Problem to work on: Compute how many lines in the entries below contain "而在细柳营却", and output nothing but the number.

Data excerpts:
━━━━━━━━

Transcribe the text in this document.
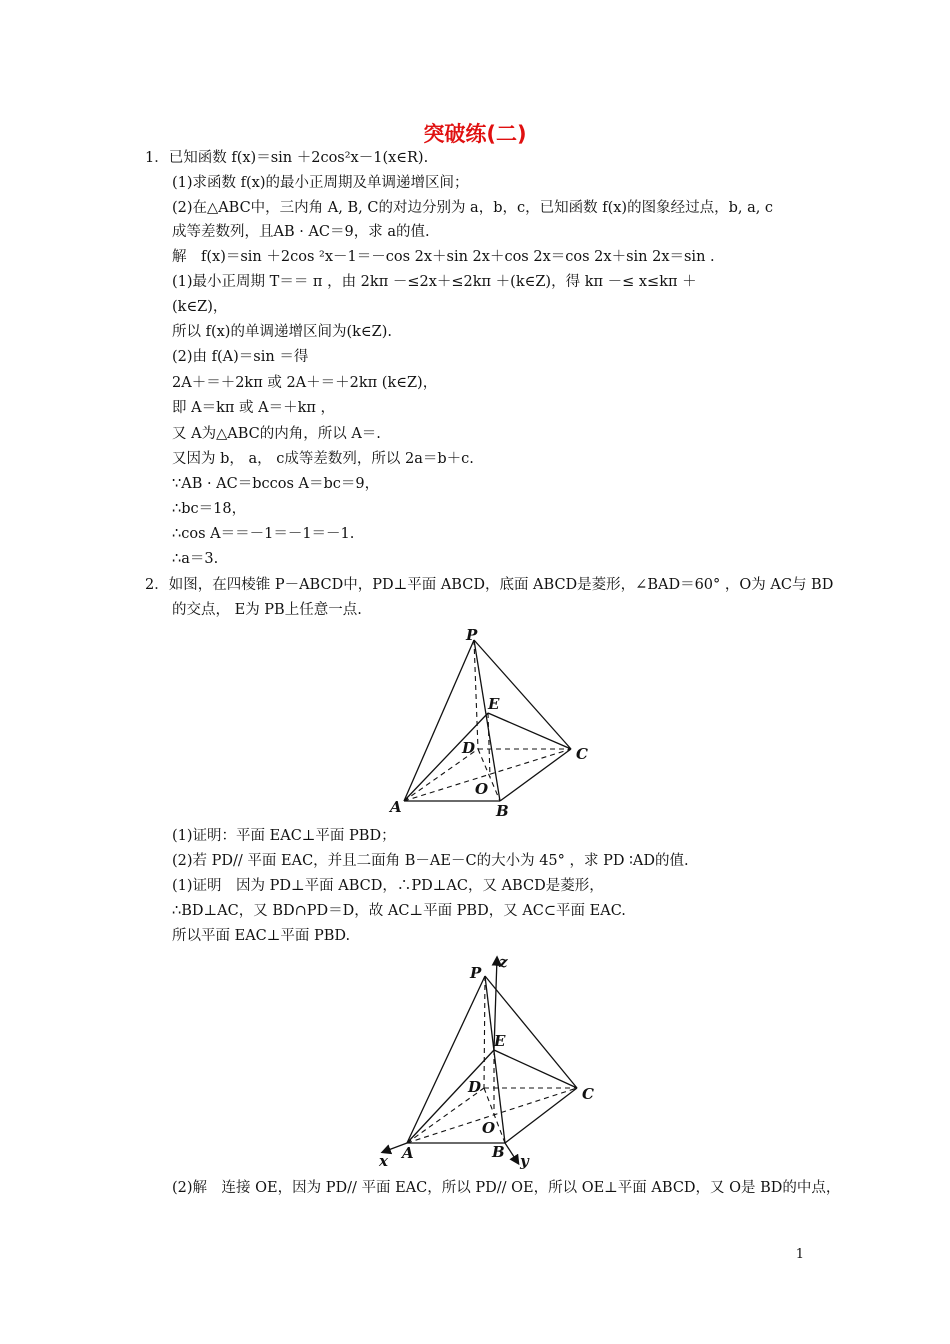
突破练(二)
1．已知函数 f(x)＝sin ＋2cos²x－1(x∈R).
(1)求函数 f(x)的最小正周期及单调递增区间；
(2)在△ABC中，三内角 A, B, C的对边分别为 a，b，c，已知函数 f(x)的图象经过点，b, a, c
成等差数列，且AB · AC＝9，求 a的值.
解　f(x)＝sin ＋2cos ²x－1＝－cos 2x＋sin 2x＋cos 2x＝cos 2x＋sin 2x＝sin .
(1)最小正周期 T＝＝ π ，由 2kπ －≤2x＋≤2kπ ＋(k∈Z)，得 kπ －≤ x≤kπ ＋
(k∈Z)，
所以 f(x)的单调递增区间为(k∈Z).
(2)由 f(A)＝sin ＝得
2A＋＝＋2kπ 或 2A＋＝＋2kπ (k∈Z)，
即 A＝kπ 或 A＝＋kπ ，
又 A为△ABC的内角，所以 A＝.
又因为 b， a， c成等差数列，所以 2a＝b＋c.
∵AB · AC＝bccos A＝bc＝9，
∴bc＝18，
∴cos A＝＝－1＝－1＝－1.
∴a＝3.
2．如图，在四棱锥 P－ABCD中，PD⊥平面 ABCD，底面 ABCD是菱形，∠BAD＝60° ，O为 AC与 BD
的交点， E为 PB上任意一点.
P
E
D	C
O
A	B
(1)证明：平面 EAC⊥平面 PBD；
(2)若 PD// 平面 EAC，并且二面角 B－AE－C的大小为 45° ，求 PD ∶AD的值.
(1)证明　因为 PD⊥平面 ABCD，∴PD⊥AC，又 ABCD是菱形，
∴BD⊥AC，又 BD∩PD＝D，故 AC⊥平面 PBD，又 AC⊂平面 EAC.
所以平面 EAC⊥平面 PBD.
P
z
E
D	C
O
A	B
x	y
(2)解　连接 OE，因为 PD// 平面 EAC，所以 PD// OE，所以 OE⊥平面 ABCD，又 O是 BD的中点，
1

━━━━━━━━

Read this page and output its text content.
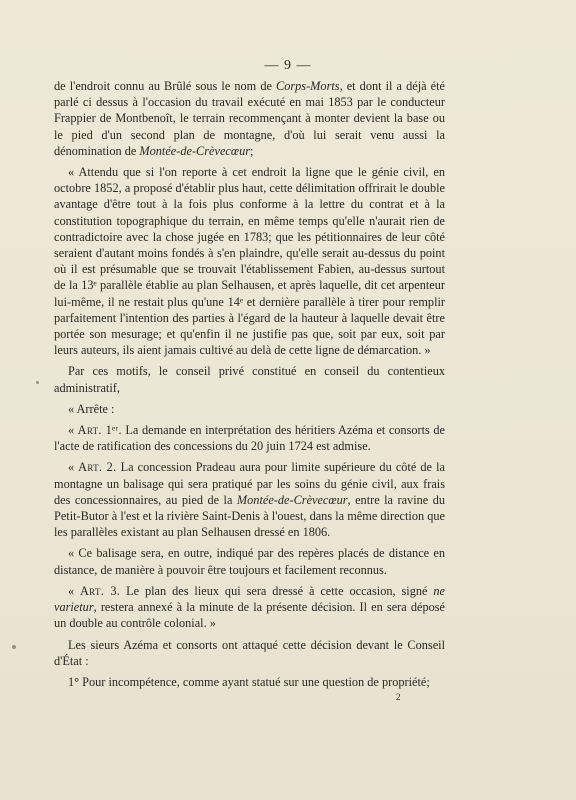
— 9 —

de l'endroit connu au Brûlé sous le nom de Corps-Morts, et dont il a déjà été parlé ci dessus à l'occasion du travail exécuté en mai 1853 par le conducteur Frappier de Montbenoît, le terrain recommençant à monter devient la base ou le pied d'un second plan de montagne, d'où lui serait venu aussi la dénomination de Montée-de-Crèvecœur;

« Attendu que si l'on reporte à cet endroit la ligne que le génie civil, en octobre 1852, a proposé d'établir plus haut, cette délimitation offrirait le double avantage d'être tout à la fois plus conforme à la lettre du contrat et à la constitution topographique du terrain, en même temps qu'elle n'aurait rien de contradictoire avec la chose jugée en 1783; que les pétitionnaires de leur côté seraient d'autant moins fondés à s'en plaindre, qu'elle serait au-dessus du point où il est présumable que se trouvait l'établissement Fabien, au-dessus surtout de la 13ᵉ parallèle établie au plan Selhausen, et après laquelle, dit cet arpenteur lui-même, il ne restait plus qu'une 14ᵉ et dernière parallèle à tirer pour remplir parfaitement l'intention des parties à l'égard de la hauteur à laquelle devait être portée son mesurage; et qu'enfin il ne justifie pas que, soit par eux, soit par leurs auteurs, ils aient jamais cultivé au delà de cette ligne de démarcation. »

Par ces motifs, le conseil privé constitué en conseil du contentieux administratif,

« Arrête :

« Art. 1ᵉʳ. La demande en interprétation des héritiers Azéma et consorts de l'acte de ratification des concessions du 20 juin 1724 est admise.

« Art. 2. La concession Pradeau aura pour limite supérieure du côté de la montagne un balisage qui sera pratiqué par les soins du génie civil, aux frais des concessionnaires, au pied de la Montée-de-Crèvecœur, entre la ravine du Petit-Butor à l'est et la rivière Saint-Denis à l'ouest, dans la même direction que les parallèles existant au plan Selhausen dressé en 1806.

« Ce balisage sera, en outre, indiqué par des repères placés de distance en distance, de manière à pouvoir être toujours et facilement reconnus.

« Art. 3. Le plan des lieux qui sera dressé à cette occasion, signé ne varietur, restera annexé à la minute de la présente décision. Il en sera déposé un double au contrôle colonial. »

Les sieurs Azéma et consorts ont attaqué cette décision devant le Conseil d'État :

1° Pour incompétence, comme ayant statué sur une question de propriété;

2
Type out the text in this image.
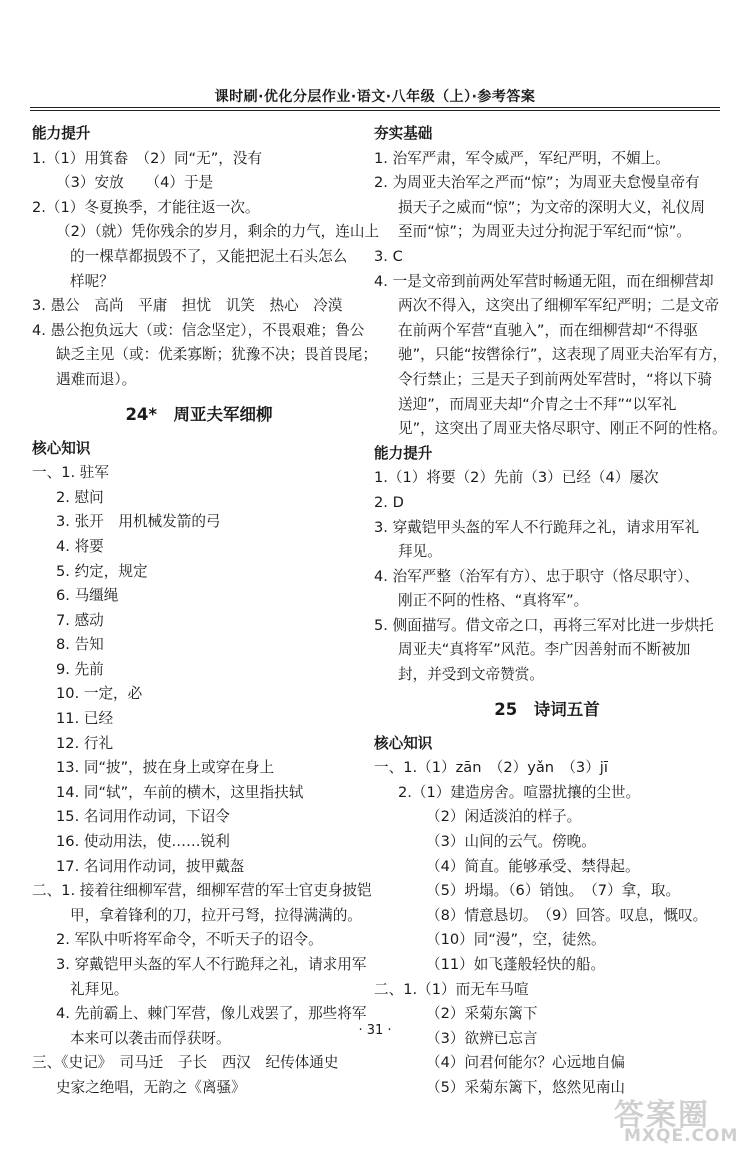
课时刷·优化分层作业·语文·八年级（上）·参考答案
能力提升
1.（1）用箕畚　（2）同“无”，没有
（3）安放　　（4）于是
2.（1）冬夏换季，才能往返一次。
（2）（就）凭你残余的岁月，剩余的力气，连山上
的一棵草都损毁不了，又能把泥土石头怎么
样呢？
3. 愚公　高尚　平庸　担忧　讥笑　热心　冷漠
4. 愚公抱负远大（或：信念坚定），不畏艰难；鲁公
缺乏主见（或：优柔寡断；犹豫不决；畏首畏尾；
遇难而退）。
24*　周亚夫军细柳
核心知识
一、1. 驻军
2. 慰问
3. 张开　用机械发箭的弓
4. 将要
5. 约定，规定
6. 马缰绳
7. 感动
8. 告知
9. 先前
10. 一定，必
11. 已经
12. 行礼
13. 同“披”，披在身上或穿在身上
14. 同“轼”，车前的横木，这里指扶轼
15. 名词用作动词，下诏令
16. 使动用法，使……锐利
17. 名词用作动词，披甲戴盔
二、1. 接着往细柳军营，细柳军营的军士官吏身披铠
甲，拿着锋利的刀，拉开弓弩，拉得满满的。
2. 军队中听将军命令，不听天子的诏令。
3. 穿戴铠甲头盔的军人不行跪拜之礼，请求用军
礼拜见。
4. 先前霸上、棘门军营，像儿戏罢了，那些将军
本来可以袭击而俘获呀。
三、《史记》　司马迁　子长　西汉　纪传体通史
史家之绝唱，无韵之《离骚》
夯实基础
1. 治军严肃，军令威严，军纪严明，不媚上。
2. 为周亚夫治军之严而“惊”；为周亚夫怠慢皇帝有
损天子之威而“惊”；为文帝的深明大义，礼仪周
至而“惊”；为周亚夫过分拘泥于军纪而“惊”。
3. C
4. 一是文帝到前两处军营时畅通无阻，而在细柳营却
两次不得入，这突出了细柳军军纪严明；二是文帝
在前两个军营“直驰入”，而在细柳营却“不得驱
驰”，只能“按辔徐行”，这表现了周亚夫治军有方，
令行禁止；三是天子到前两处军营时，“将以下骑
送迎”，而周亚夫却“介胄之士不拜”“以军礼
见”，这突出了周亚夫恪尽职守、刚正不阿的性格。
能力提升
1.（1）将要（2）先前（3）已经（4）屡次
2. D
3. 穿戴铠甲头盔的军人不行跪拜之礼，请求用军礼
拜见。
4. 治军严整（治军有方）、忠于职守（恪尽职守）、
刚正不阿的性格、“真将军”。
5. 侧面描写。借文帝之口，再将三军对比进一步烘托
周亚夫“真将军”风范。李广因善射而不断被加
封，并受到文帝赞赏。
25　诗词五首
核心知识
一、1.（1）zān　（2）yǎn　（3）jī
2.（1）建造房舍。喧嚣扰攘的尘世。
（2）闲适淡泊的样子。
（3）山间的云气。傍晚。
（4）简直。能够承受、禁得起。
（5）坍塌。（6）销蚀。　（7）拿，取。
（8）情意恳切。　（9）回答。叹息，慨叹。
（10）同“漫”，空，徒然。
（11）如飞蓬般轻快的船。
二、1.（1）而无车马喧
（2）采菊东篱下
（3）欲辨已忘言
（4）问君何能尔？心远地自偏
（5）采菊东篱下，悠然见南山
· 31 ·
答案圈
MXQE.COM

━━━━━━━━

Problem solution: 2